▶ [Prompt]
Filter the records below for the word "Пара". Copy each line that holds it.

'''

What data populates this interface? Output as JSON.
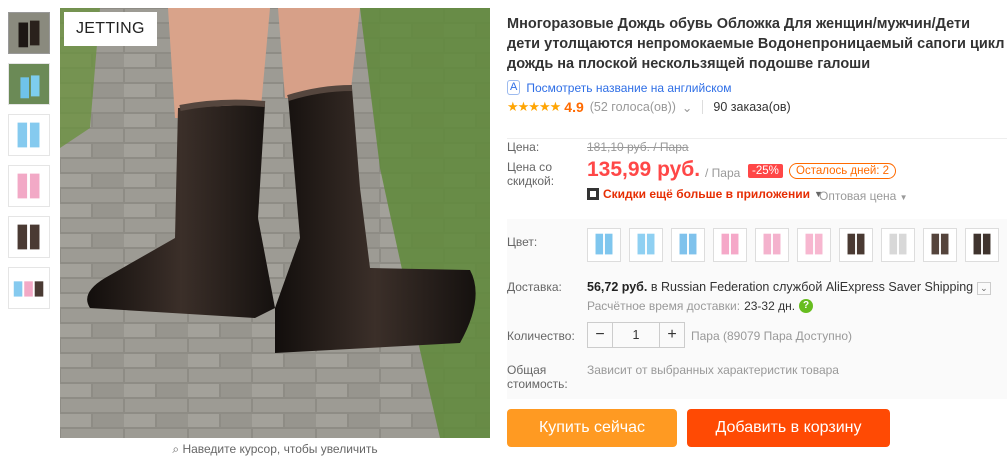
{
  "brand": "JETTING",
  "zoom_hint": "Наведите курсор, чтобы увеличить",
  "product": {
    "title": "Многоразовые Дождь обувь Обложка Для женщин/мужчин/Дети дети утолщаются непромокаемые Водонепроницаемый сапоги цикл дождь на плоской нескользящей подошве галоши",
    "translate_label": "Посмотреть название на английском",
    "rating_stars": "★★★★★",
    "rating": "4.9",
    "votes": "(52 голоса(ов))",
    "orders": "90 заказа(ов)"
  },
  "price": {
    "old_label": "Цена:",
    "old": "181,10 руб. / Пара",
    "discount_label_1": "Цена со",
    "discount_label_2": "скидкой:",
    "current": "135,99 руб.",
    "unit": "/ Пара",
    "discount": "-25%",
    "days_left": "Осталось дней: 2",
    "app_deal": "Скидки ещё больше в приложении",
    "wholesale": "Оптовая цена"
  },
  "color": {
    "label": "Цвет:",
    "swatches": [
      "#7fc6ee",
      "#8fd0f2",
      "#7fc2ec",
      "#f5a8c8",
      "#f4b2cd",
      "#f7b7d0",
      "#4a3a33",
      "#d8d8d8",
      "#55443c",
      "#3f342e"
    ]
  },
  "shipping": {
    "label": "Доставка:",
    "cost": "56,72 руб.",
    "to": "в Russian Federation службой AliExpress Saver Shipping",
    "estimate_label": "Расчётное время доставки:",
    "estimate": "23-32 дн."
  },
  "quantity": {
    "label": "Количество:",
    "value": "1",
    "minus": "−",
    "plus": "+",
    "available": "Пара (89079 Пара Доступно)"
  },
  "total": {
    "label_1": "Общая",
    "label_2": "стоимость:",
    "text": "Зависит от выбранных характеристик товара"
  },
  "buttons": {
    "buy": "Купить сейчас",
    "cart": "Добавить в корзину"
  }
}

'''

▶ [Answer]
    "old": "181,10 руб. / Пара",
    "unit": "/ Пара",
    "available": "Пара (89079 Пара Доступно)"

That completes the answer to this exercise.